● **EXERCISE INSTRUCTIONS**
Say how many lines contain the word "Multiplication" and give no other text.

Structured figure records:
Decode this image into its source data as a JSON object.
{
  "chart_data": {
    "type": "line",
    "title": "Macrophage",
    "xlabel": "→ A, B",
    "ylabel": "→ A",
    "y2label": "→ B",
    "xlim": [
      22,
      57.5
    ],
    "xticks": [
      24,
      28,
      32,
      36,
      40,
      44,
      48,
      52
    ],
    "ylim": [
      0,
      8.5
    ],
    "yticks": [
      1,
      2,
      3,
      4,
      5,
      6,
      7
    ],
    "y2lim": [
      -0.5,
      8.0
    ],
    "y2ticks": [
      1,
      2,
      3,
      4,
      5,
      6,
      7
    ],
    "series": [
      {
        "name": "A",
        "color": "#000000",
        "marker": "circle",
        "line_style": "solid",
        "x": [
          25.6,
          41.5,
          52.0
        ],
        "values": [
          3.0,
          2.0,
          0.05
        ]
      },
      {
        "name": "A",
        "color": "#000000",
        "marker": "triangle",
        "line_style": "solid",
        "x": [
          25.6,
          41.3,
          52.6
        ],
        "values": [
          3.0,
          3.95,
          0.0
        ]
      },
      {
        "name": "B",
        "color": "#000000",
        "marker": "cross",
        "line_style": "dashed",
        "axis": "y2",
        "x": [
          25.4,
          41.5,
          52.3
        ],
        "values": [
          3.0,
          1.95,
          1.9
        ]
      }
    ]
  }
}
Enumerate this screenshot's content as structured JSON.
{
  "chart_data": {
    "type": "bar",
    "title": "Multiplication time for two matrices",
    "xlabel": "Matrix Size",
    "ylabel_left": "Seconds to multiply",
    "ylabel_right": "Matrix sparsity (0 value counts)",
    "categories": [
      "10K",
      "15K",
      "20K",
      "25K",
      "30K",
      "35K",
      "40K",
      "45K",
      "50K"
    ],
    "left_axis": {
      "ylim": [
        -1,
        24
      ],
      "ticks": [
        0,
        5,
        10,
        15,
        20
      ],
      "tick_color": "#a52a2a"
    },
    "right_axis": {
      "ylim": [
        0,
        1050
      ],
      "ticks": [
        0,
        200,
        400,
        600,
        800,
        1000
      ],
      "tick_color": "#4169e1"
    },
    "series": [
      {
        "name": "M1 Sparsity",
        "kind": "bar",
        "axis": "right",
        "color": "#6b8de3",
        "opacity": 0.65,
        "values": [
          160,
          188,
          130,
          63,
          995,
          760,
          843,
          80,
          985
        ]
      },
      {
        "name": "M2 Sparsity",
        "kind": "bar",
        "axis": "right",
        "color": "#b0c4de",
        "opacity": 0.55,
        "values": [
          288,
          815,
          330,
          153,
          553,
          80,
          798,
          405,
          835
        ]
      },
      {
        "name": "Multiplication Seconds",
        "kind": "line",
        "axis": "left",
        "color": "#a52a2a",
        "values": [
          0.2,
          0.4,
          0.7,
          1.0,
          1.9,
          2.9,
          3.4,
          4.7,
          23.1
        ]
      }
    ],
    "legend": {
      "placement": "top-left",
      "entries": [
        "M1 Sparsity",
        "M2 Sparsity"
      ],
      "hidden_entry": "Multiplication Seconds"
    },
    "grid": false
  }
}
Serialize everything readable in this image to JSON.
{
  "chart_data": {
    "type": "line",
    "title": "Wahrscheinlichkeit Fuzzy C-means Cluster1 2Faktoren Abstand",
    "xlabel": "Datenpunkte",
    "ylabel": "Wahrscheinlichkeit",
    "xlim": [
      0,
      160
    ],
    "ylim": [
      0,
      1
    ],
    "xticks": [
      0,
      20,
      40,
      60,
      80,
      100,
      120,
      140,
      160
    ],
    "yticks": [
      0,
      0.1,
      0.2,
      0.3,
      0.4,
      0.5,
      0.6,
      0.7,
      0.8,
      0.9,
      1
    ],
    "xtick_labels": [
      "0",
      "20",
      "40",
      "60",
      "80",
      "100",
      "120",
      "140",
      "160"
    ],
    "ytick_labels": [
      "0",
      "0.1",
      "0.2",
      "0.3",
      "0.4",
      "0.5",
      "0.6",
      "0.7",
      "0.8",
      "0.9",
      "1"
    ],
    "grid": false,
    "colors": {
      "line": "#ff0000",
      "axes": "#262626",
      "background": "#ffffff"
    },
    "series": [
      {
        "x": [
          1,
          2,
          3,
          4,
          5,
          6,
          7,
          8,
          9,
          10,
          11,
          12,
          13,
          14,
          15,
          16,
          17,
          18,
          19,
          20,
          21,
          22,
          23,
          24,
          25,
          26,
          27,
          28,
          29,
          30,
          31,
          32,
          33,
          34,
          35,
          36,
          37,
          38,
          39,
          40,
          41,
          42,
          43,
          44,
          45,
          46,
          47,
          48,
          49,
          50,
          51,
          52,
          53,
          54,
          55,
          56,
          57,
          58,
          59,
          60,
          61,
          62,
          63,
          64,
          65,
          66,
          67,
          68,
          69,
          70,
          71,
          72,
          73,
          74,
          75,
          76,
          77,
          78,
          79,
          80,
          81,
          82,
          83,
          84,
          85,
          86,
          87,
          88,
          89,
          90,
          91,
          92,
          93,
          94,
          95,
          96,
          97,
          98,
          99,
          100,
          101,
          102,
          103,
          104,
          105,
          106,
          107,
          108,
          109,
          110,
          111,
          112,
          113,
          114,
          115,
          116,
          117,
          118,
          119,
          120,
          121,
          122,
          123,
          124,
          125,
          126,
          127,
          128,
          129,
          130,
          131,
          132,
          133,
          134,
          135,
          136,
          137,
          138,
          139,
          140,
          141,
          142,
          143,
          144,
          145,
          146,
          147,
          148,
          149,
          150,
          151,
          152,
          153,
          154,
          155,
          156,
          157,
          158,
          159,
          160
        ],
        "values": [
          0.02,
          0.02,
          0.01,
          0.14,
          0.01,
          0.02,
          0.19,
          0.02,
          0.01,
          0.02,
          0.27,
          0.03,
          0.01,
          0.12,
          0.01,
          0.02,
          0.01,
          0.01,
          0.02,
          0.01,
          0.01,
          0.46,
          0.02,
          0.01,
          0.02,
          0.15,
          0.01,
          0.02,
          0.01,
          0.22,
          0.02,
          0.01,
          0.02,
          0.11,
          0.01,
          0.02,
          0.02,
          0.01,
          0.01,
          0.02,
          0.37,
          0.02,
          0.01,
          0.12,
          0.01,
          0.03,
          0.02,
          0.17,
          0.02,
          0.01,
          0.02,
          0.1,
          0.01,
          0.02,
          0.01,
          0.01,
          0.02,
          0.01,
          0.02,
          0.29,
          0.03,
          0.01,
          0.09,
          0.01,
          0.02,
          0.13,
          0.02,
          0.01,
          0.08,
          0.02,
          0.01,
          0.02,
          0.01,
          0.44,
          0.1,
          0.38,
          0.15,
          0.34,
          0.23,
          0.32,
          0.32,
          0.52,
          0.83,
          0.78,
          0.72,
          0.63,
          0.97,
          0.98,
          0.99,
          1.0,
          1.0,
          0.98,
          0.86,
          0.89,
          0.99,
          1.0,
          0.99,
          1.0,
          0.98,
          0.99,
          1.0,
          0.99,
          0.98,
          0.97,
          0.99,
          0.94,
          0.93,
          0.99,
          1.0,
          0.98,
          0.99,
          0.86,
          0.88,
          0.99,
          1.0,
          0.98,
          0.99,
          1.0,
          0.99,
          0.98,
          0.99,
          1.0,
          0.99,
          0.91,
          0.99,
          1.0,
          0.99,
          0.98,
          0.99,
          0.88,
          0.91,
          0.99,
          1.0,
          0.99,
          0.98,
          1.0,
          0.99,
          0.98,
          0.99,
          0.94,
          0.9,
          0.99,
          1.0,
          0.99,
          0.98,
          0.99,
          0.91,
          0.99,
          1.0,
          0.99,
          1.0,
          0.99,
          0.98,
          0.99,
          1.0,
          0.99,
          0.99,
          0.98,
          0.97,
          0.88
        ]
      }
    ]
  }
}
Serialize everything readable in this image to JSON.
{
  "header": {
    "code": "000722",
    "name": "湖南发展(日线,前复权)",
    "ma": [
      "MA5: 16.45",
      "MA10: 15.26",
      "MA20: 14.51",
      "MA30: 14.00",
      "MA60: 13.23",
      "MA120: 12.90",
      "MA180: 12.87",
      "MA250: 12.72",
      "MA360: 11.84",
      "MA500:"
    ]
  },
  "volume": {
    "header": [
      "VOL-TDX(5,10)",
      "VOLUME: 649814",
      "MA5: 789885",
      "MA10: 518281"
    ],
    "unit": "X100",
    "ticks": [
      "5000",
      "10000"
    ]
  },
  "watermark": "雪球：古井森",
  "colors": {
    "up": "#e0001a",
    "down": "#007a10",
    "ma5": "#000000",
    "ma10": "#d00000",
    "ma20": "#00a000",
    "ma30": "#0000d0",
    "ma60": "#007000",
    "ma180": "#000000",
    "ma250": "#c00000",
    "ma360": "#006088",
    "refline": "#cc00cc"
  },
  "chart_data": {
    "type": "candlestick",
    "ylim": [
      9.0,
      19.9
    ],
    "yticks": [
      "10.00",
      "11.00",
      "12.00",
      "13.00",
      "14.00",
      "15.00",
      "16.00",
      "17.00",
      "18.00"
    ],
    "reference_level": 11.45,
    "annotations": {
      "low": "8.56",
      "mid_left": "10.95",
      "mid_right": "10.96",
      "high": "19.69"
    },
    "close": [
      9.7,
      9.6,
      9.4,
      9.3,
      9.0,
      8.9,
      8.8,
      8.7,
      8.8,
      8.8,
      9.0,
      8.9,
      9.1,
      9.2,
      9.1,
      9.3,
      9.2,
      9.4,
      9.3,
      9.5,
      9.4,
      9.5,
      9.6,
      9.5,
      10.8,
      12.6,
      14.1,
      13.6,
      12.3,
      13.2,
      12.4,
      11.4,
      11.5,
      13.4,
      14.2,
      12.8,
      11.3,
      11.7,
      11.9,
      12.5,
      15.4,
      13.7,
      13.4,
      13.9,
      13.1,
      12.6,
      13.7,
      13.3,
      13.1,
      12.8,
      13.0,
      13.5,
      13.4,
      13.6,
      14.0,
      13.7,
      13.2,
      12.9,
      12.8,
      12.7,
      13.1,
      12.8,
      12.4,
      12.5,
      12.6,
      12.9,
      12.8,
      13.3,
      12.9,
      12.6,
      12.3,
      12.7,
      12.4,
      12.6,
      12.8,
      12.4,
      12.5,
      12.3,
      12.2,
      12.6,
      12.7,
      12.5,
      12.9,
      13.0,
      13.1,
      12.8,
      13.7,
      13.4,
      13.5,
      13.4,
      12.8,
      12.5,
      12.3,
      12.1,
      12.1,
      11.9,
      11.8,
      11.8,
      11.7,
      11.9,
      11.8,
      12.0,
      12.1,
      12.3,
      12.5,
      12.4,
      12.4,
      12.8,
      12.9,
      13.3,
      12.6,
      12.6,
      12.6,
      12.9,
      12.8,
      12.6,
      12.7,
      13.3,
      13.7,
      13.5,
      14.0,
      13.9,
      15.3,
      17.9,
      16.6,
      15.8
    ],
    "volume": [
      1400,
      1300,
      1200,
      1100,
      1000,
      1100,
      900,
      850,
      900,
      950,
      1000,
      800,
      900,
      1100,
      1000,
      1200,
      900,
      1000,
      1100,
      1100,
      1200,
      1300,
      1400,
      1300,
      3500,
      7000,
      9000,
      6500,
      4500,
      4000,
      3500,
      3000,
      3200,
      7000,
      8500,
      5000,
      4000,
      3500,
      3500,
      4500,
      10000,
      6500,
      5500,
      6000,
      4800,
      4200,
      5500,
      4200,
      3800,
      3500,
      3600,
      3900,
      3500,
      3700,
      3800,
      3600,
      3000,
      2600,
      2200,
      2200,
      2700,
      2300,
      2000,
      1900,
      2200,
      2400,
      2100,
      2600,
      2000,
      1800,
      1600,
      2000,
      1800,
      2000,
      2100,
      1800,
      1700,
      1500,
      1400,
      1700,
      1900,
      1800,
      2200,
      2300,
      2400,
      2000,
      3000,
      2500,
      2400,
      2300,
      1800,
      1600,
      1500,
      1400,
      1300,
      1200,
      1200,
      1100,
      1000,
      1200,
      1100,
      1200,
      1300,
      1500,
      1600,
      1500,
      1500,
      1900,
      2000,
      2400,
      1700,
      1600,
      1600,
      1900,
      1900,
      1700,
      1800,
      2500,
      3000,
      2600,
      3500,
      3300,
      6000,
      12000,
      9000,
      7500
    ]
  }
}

● **FINAL RESULT**
3